EXERCISE DETAILS.
Print all the data, keeping every line exactly as it is.
━━ EXERCISE MATERIAL
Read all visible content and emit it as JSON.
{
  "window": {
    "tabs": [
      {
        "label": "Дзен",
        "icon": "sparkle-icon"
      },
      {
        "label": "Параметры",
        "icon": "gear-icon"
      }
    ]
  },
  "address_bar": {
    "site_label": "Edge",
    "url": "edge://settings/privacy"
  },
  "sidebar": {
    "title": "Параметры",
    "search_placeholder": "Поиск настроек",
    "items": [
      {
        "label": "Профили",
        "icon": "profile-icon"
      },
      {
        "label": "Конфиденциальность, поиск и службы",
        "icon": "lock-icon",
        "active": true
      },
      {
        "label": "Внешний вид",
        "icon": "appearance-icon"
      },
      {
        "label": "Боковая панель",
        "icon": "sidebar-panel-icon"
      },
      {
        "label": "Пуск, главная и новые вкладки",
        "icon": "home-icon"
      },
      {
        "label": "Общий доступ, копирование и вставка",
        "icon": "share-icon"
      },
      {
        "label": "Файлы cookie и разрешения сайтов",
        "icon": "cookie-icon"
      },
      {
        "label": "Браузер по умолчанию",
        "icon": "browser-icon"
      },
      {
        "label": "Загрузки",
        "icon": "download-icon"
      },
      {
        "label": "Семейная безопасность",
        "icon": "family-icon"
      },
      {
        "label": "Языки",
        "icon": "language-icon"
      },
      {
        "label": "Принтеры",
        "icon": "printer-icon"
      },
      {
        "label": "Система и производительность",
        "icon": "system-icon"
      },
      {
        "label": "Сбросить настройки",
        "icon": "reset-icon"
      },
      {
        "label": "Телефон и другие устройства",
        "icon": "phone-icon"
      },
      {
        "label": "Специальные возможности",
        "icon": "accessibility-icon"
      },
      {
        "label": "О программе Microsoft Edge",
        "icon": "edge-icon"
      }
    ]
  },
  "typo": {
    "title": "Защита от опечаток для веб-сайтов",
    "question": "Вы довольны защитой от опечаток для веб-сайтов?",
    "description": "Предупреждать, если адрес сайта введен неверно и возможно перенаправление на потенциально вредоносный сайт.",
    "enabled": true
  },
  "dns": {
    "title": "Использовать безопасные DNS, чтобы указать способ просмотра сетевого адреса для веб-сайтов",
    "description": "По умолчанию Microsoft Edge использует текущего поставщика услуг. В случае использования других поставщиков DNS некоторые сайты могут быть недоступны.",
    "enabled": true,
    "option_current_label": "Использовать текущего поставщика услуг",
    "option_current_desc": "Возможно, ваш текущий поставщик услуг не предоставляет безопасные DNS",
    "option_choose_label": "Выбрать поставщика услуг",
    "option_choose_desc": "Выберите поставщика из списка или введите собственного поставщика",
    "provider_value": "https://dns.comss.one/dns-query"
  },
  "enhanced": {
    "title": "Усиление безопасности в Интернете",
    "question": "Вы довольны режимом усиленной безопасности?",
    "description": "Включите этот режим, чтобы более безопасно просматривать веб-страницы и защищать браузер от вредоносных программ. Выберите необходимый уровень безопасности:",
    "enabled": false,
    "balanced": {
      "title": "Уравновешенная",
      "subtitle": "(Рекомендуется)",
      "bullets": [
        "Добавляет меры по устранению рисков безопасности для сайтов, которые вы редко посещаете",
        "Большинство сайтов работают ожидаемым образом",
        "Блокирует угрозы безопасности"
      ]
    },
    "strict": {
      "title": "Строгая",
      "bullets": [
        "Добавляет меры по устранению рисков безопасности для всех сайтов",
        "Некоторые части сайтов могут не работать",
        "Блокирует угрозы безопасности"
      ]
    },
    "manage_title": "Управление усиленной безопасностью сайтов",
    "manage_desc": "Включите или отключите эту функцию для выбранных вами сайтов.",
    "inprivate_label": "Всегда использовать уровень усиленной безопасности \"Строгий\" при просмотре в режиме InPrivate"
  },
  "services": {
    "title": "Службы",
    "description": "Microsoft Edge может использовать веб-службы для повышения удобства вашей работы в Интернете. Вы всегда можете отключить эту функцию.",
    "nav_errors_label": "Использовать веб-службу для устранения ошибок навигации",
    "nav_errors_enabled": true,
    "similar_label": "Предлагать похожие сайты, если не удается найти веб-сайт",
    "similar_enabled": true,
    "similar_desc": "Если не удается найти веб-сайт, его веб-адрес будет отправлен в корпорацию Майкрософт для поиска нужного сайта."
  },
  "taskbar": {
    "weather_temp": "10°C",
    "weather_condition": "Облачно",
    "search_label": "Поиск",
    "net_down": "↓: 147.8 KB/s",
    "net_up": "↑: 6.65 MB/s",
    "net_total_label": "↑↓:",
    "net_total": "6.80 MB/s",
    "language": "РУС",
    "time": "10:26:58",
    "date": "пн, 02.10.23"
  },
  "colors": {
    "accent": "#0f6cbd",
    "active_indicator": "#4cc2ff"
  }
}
━━━━
EXERCISE RESULT.
Read all visible content and emit it as JSON.
{
  "window": {
    "tabs": [
      {
        "label": "Дзен",
        "icon": "sparkle-icon"
      },
      {
        "label": "Параметры",
        "icon": "gear-icon"
      }
    ]
  },
  "address_bar": {
    "site_label": "Edge",
    "url": "edge://settings/privacy"
  },
  "sidebar": {
    "title": "Параметры",
    "search_placeholder": "Поиск настроек",
    "items": [
      {
        "label": "Профили",
        "icon": "profile-icon"
      },
      {
        "label": "Конфиденциальность, поиск и службы",
        "icon": "lock-icon",
        "active": true
      },
      {
        "label": "Внешний вид",
        "icon": "appearance-icon"
      },
      {
        "label": "Боковая панель",
        "icon": "sidebar-panel-icon"
      },
      {
        "label": "Пуск, главная и новые вкладки",
        "icon": "home-icon"
      },
      {
        "label": "Общий доступ, копирование и вставка",
        "icon": "share-icon"
      },
      {
        "label": "Файлы cookie и разрешения сайтов",
        "icon": "cookie-icon"
      },
      {
        "label": "Браузер по умолчанию",
        "icon": "browser-icon"
      },
      {
        "label": "Загрузки",
        "icon": "download-icon"
      },
      {
        "label": "Семейная безопасность",
        "icon": "family-icon"
      },
      {
        "label": "Языки",
        "icon": "language-icon"
      },
      {
        "label": "Принтеры",
        "icon": "printer-icon"
      },
      {
        "label": "Система и производительность",
        "icon": "system-icon"
      },
      {
        "label": "Сбросить настройки",
        "icon": "reset-icon"
      },
      {
        "label": "Телефон и другие устройства",
        "icon": "phone-icon"
      },
      {
        "label": "Специальные возможности",
        "icon": "accessibility-icon"
      },
      {
        "label": "О программе Microsoft Edge",
        "icon": "edge-icon"
      }
    ]
  },
  "typo": {
    "title": "Защита от опечаток для веб-сайтов",
    "question": "Вы довольны защитой от опечаток для веб-сайтов?",
    "description": "Предупреждать, если адрес сайта введен неверно и возможно перенаправление на потенциально вредоносный сайт.",
    "enabled": true
  },
  "dns": {
    "title": "Использовать безопасные DNS, чтобы указать способ просмотра сетевого адреса для веб-сайтов",
    "description": "По умолчанию Microsoft Edge использует текущего поставщика услуг. В случае использования других поставщиков DNS некоторые сайты могут быть недоступны.",
    "enabled": true,
    "option_current_label": "Использовать текущего поставщика услуг",
    "option_current_desc": "Возможно, ваш текущий поставщик услуг не предоставляет безопасные DNS",
    "option_choose_label": "Выбрать поставщика услуг",
    "option_choose_desc": "Выберите поставщика из списка или введите собственного поставщика",
    "provider_value": "https://dns.comss.one/dns-query"
  },
  "enhanced": {
    "title": "Усиление безопасности в Интернете",
    "question": "Вы довольны режимом усиленной безопасности?",
    "description": "Включите этот режим, чтобы более безопасно просматривать веб-страницы и защищать браузер от вредоносных программ. Выберите необходимый уровень безопасности:",
    "enabled": false,
    "balanced": {
      "title": "Уравновешенная",
      "subtitle": "(Рекомендуется)",
      "bullets": [
        "Добавляет меры по устранению рисков безопасности для сайтов, которые вы редко посещаете",
        "Большинство сайтов работают ожидаемым образом",
        "Блокирует угрозы безопасности"
      ]
    },
    "strict": {
      "title": "Строгая",
      "bullets": [
        "Добавляет меры по устранению рисков безопасности для всех сайтов",
        "Некоторые части сайтов могут не работать",
        "Блокирует угрозы безопасности"
      ]
    },
    "manage_title": "Управление усиленной безопасностью сайтов",
    "manage_desc": "Включите или отключите эту функцию для выбранных вами сайтов.",
    "inprivate_label": "Всегда использовать уровень усиленной безопасности \"Строгий\" при просмотре в режиме InPrivate"
  },
  "services": {
    "title": "Службы",
    "description": "Microsoft Edge может использовать веб-службы для повышения удобства вашей работы в Интернете. Вы всегда можете отключить эту функцию.",
    "nav_errors_label": "Использовать веб-службу для устранения ошибок навигации",
    "nav_errors_enabled": true,
    "similar_label": "Предлагать похожие сайты, если не удается найти веб-сайт",
    "similar_enabled": true,
    "similar_desc": "Если не удается найти веб-сайт, его веб-адрес будет отправлен в корпорацию Майкрософт для поиска нужного сайта."
  },
  "taskbar": {
    "weather_temp": "10°C",
    "weather_condition": "Облачно",
    "search_label": "Поиск",
    "net_down": "↓: 147.8 KB/s",
    "net_up": "↑: 6.65 MB/s",
    "net_total_label": "↑↓:",
    "net_total": "6.80 MB/s",
    "language": "РУС",
    "time": "10:26:58",
    "date": "пн, 02.10.23"
  },
  "colors": {
    "accent": "#0f6cbd",
    "active_indicator": "#4cc2ff"
  }
}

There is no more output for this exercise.